#### [Direction]
Extract the entries in their exact form.

#### [Collected data entries]
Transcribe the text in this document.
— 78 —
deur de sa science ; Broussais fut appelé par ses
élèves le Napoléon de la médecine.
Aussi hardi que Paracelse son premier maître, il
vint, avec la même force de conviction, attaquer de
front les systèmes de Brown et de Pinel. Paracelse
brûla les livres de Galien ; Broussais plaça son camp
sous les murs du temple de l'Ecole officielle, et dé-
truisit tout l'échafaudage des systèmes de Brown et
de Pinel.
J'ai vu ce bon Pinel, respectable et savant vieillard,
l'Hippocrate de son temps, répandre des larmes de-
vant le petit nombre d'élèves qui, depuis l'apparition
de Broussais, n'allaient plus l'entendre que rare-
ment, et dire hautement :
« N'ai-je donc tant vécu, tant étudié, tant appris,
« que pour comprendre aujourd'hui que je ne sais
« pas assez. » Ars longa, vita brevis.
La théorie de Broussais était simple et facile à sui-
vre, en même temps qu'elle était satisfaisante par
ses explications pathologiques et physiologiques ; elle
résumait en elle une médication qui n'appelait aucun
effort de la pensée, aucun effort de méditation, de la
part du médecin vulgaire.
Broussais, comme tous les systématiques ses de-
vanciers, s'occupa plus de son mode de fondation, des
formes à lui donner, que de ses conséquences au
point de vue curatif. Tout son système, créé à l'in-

#### [Finished answer]
Transcribe the text in this document.
— 78 —
deur de sa science ; Broussais fut appelé par ses
élèves le Napoléon de la médecine.
Aussi hardi que Paracelse son premier maître, il
vint, avec la même force de conviction, attaquer de
front les systèmes de Brown et de Pinel. Paracelse
brûla les livres de Galien ; Broussais plaça son camp
sous les murs du temple de l'Ecole officielle, et dé-
truisit tout l'échafaudage des systèmes de Brown et
de Pinel.
J'ai vu ce bon Pinel, respectable et savant vieillard,
l'Hippocrate de son temps, répandre des larmes de-
vant le petit nombre d'élèves qui, depuis l'apparition
de Broussais, n'allaient plus l'entendre que rare-
ment, et dire hautement :
« N'ai-je donc tant vécu, tant étudié, tant appris,
« que pour comprendre aujourd'hui que je ne sais
« pas assez. » Ars longa, vita brevis.
La théorie de Broussais était simple et facile à sui-
vre, en même temps qu'elle était satisfaisante par
ses explications pathologiques et physiologiques ; elle
résumait en elle une médication qui n'appelait aucun
effort de la pensée, aucun effort de méditation, de la
part du médecin vulgaire.
Broussais, comme tous les systématiques ses de-
vanciers, s'occupa plus de son mode de fondation, des
formes à lui donner, que de ses conséquences au
point de vue curatif. Tout son système, créé à l'in-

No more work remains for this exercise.